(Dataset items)
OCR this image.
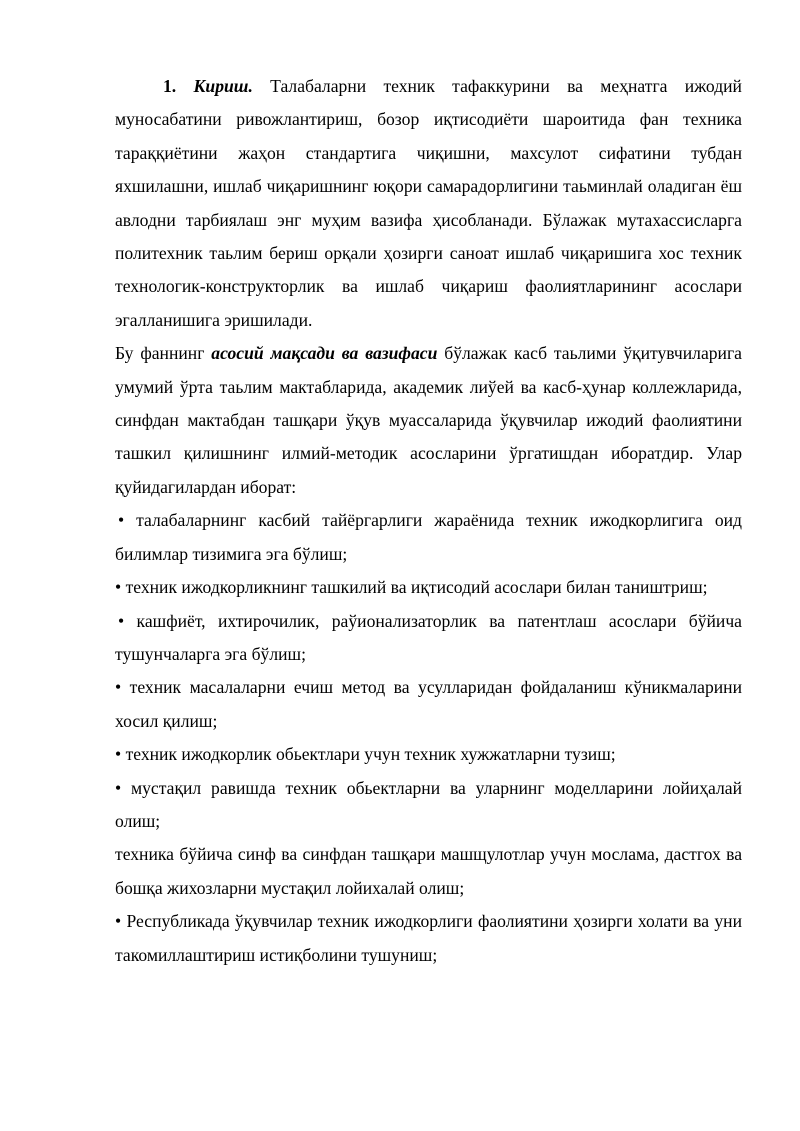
1. Кириш. Талабаларни техник тафаккурини ва меҳнатга ижодий муносабатини ривожлантириш, бозор иқтисодиёти шароитида фан техника тараққиётини жаҳон стандартига чиқишни, махсулот сифатини тубдан яхшилашни, ишлаб чиқаришнинг юқори самарадорлигини таьминлай оладиган ёш авлодни тарбиялаш энг муҳим вазифа ҳисобланади. Бўлажак мутахассисларга политехник таьлим бериш орқали ҳозирги саноат ишлаб чиқаришига хос техник технологик-конструкторлик ва ишлаб чиқариш фаолиятларининг асослари эгалланишига эришилади.

Бу фаннинг асосий мақсади ва вазифаси бўлажак касб таьлими ўқитувчиларига умумий ўрта таьлим мактабларида, академик лиўей ва касб-ҳунар коллежларида, синфдан мактабдан ташқари ўқув муассаларида ўқувчилар ижодий фаолиятини ташкил қилишнинг илмий-методик асосларини ўргатишдан иборатдир. Улар қуйидагилардан иборат:

• талабаларнинг касбий тайёргарлиги жараёнида техник ижодкорлигига оид билимлар тизимига эга бўлиш;

• техник ижодкорликнинг ташкилий ва иқтисодий асослари билан таништриш;

• кашфиёт, ихтирочилик, раўионализаторлик ва патентлаш асослари бўйича тушунчаларга эга бўлиш;

• техник масалаларни ечиш метод ва усулларидан фойдаланиш кўникмаларини хосил қилиш;

• техник ижодкорлик обьектлари учун техник хужжатларни тузиш;

• мустақил равишда техник обьектларни ва уларнинг моделларини лойиҳалай олиш;

техника бўйича синф ва синфдан ташқари машщулотлар учун мослама, дастгох ва бошқа жихозларни мустақил лойихалай олиш;

• Республикада ўқувчилар техник ижодкорлиги фаолиятини ҳозирги холати ва уни такомиллаштириш истиқболини тушуниш;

Work to be completed: Report each line in the preceding entries that holds the string "фаолиятини".

Exercise solution:
Бу фаннинг асосий мақсади ва вазифаси бўлажак касб таьлими ўқитувчиларига умумий ўрта таьлим мактабларида, академик лиўей ва касб-ҳунар коллежларида, синфдан мактабдан ташқари ўқув муассаларида ўқувчилар ижодий фаолиятини ташкил қилишнинг илмий-методик асосларини ўргатишдан иборатдир. Улар қуйидагилардан иборат:
• Республикада ўқувчилар техник ижодкорлиги фаолиятини ҳозирги холати ва уни такомиллаштириш истиқболини тушуниш;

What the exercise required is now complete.